▸ **The exercise**
Where does the string "style" appear in the records? Copy every line that contains it.

▸ **Input records**
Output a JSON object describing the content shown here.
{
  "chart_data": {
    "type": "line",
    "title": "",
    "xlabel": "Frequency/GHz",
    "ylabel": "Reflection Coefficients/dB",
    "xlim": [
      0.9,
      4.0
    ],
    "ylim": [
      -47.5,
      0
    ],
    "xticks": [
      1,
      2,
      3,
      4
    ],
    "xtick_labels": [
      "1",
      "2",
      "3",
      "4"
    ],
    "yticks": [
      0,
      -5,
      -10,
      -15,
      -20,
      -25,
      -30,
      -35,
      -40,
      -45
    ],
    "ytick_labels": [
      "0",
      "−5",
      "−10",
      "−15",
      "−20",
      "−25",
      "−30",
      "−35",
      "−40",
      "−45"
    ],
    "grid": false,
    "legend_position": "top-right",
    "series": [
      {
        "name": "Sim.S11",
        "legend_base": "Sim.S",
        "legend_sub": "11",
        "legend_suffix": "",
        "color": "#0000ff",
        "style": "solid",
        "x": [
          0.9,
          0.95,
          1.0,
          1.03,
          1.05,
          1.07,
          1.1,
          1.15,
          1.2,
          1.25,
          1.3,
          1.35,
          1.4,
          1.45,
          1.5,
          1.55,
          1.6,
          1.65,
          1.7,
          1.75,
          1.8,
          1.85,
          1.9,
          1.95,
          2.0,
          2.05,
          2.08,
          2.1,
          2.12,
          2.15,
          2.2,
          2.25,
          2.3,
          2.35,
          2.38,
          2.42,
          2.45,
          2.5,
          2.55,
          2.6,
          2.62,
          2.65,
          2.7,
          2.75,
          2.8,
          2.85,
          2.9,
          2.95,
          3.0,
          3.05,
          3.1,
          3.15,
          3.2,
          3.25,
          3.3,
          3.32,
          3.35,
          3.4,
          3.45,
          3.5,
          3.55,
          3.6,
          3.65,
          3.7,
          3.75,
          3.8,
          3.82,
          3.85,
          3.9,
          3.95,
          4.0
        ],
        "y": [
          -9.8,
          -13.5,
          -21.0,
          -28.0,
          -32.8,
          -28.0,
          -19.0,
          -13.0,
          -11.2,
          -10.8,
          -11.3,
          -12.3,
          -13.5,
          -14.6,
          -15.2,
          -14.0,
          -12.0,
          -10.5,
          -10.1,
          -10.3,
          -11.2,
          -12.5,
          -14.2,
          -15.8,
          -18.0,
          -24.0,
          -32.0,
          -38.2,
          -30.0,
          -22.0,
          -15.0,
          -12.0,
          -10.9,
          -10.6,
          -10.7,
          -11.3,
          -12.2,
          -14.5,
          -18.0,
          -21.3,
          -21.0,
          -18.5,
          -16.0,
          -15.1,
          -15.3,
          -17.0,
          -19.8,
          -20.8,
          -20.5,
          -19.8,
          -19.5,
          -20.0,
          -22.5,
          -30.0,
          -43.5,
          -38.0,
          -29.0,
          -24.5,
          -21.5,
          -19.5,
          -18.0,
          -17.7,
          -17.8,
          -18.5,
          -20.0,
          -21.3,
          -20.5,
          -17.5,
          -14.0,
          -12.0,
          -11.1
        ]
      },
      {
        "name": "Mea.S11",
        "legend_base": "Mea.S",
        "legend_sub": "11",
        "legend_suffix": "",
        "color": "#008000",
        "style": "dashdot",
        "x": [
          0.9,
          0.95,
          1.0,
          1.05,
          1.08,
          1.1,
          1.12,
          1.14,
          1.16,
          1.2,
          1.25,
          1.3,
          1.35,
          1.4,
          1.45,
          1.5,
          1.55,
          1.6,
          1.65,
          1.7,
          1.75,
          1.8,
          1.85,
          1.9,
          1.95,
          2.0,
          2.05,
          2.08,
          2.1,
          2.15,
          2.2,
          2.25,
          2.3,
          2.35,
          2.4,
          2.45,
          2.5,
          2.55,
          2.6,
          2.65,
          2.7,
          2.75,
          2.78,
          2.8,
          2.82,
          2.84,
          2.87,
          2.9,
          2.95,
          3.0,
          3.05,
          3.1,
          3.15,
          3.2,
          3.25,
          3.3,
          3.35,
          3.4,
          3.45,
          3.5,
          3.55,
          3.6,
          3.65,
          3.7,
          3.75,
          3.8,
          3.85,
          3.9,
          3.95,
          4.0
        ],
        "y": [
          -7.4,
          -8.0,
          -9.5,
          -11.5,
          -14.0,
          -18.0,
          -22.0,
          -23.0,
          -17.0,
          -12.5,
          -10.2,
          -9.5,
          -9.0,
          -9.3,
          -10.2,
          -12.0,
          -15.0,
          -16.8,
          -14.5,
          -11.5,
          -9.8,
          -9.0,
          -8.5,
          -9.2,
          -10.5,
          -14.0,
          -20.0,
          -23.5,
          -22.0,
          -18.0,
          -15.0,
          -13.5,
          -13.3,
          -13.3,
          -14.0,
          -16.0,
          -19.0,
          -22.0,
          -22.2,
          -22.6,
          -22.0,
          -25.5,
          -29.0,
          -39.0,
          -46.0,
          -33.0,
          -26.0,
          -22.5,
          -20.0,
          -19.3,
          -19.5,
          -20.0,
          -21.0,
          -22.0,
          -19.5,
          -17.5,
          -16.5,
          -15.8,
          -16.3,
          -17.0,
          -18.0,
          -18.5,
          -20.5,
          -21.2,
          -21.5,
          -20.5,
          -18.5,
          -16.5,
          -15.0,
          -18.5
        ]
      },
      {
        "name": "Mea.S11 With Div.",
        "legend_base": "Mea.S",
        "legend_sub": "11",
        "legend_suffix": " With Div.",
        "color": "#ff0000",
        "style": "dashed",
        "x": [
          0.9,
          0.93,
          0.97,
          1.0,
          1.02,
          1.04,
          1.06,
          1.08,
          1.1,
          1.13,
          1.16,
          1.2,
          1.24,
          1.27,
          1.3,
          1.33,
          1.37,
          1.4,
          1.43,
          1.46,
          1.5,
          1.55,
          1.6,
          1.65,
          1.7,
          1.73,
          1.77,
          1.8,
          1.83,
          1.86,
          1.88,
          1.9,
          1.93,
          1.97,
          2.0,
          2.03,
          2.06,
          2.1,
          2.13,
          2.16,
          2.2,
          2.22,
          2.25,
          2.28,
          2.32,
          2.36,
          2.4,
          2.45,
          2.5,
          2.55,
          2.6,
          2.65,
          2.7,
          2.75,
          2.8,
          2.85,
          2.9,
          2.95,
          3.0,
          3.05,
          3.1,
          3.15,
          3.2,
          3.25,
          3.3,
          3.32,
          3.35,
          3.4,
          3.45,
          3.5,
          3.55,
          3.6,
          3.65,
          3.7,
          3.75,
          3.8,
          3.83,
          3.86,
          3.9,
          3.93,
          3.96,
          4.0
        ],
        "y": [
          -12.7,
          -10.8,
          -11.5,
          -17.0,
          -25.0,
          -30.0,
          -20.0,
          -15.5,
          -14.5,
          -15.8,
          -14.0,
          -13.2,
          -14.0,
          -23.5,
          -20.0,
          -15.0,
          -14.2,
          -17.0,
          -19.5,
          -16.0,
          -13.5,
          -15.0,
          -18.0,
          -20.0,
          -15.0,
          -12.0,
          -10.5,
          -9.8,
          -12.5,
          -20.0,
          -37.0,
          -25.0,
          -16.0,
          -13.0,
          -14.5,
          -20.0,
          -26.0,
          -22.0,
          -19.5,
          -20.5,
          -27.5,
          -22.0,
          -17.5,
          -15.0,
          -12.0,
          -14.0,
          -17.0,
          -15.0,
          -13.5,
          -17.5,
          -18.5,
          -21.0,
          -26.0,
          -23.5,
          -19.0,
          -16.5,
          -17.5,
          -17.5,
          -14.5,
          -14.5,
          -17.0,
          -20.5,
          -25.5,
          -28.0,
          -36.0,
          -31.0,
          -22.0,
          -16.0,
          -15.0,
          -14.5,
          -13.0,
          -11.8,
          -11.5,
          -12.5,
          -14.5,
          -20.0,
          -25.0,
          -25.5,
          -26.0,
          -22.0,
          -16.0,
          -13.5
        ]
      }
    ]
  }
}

▸ **Result for this exercise**
        "style": "solid",
        "style": "dashdot",
        "style": "dashed",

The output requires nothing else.